=== Information provided ===
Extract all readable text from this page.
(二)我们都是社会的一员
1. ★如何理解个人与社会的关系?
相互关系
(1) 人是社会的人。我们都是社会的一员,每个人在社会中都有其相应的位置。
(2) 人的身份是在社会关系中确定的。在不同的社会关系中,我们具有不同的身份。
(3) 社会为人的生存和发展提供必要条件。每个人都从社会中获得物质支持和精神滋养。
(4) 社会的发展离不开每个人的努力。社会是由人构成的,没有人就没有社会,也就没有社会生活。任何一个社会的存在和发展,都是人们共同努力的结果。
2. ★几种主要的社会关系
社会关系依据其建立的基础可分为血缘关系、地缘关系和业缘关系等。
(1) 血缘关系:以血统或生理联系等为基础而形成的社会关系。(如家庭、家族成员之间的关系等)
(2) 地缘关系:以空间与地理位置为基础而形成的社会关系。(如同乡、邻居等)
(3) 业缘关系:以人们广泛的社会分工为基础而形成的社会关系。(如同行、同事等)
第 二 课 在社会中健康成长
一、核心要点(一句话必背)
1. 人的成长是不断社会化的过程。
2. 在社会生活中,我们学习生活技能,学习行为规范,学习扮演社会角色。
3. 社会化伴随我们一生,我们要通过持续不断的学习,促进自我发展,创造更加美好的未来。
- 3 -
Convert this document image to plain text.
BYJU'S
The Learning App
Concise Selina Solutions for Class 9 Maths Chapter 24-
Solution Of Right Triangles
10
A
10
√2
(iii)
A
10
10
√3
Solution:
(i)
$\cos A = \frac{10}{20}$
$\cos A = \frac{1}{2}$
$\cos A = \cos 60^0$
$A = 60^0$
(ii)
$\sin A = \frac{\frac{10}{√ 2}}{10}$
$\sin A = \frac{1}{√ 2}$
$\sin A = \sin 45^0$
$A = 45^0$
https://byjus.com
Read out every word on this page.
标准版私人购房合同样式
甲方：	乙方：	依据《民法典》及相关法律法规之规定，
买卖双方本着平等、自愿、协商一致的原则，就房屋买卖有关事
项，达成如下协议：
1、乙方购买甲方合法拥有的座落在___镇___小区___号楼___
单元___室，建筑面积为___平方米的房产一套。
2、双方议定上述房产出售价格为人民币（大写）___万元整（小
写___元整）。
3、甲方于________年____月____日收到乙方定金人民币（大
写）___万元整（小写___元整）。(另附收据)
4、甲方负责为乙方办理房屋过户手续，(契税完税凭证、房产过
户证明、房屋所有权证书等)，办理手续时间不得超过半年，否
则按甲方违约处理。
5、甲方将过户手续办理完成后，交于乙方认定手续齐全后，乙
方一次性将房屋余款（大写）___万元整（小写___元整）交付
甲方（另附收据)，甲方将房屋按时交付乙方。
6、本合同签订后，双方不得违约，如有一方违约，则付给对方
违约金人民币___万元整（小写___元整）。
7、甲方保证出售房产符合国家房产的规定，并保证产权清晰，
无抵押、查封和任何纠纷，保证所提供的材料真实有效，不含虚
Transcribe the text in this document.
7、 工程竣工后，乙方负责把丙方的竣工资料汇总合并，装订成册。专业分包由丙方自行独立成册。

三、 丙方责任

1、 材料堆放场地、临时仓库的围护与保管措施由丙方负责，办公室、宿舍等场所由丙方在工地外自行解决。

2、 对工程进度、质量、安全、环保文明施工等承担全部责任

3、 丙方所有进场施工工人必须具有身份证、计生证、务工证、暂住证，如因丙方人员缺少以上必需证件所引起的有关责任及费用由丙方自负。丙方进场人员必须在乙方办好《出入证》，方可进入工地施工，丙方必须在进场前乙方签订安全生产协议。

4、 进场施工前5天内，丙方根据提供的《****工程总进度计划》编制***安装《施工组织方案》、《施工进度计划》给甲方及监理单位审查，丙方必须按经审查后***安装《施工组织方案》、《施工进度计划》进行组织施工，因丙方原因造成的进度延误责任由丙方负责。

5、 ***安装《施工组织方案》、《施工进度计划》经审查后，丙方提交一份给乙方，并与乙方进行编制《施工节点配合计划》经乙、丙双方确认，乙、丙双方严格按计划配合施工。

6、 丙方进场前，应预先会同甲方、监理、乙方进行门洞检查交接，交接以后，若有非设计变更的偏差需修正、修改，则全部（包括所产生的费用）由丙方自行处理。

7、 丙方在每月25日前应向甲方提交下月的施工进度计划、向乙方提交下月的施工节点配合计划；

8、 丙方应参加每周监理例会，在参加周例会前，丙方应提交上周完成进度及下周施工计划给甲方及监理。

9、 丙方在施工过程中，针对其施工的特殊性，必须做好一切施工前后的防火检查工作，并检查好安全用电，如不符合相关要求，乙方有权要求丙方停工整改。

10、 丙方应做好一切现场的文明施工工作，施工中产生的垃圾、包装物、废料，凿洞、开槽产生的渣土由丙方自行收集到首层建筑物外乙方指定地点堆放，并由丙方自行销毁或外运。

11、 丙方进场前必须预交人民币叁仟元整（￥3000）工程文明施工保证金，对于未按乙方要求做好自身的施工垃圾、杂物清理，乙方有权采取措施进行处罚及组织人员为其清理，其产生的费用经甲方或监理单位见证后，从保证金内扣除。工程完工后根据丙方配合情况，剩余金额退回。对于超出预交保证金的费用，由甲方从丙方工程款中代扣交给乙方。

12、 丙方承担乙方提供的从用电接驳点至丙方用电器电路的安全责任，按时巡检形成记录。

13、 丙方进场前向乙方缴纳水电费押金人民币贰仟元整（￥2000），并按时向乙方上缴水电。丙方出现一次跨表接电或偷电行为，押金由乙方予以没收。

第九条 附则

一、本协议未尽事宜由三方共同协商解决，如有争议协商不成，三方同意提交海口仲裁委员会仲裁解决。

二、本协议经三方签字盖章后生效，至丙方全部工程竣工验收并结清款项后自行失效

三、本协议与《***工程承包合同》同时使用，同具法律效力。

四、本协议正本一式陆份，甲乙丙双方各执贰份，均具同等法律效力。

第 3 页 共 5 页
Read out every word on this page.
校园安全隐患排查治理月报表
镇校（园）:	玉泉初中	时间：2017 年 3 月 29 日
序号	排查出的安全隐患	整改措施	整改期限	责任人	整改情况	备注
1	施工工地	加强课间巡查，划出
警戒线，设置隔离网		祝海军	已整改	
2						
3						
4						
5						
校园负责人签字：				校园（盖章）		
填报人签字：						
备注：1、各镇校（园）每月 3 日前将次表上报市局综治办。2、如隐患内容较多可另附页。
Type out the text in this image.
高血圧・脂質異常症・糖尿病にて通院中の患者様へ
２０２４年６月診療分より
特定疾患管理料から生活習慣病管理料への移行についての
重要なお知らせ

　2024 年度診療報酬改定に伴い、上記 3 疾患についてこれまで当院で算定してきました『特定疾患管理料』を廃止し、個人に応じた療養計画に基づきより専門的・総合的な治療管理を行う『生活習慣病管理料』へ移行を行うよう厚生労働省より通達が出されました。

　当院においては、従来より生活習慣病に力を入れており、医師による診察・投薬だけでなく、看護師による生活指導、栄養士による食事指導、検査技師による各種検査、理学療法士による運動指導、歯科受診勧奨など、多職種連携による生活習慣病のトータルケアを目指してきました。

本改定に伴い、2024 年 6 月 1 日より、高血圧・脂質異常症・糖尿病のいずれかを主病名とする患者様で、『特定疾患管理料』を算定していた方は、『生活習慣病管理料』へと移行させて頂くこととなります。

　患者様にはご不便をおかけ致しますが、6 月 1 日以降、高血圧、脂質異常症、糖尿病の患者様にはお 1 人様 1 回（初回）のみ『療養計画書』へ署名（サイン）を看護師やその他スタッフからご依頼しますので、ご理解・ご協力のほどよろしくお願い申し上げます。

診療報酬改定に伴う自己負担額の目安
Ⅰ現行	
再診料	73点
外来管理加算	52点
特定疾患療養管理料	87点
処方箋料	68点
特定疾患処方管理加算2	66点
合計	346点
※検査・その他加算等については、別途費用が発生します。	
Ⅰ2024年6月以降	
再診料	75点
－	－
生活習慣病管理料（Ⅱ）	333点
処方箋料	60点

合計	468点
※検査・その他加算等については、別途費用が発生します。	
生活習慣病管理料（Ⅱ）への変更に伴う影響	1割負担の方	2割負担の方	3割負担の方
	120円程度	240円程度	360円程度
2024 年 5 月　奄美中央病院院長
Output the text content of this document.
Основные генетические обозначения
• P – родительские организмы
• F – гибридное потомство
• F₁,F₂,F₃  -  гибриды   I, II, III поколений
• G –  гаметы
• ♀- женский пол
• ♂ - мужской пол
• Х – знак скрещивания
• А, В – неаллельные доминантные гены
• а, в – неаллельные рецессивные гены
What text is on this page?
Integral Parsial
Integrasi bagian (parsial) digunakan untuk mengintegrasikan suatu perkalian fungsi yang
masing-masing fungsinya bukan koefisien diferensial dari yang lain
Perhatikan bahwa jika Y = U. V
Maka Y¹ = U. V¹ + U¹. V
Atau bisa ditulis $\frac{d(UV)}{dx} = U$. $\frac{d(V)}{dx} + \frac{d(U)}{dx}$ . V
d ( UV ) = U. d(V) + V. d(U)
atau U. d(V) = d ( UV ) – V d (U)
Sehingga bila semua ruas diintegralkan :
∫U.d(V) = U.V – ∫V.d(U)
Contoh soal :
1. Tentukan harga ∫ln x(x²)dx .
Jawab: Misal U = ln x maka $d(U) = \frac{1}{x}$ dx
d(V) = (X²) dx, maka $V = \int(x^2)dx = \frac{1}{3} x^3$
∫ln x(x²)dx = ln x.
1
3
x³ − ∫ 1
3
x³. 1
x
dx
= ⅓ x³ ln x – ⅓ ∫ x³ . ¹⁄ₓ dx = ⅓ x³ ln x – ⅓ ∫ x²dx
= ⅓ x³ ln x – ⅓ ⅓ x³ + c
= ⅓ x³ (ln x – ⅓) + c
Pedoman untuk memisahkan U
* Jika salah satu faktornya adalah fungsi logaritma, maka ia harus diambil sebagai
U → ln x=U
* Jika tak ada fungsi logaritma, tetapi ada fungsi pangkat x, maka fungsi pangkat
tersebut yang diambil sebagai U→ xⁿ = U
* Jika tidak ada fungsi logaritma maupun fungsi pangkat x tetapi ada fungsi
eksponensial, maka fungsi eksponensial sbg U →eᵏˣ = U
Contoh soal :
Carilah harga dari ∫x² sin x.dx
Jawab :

=== Your instructions ===
Read through the entries and copy each line in which "脂質異常症" appears.

=== Solved problem ===
高血圧・脂質異常症・糖尿病にて通院中の患者様へ
本改定に伴い、2024 年 6 月 1 日より、高血圧・脂質異常症・糖尿病のいずれかを主病名とする患者様で、『特定疾患管理料』を算定していた方は、『生活習慣病管理料』へと移行させて頂くこととなります。
　患者様にはご不便をおかけ致しますが、6 月 1 日以降、高血圧、脂質異常症、糖尿病の患者様にはお 1 人様 1 回（初回）のみ『療養計画書』へ署名（サイン）を看護師やその他スタッフからご依頼しますので、ご理解・ご協力のほどよろしくお願い申し上げます。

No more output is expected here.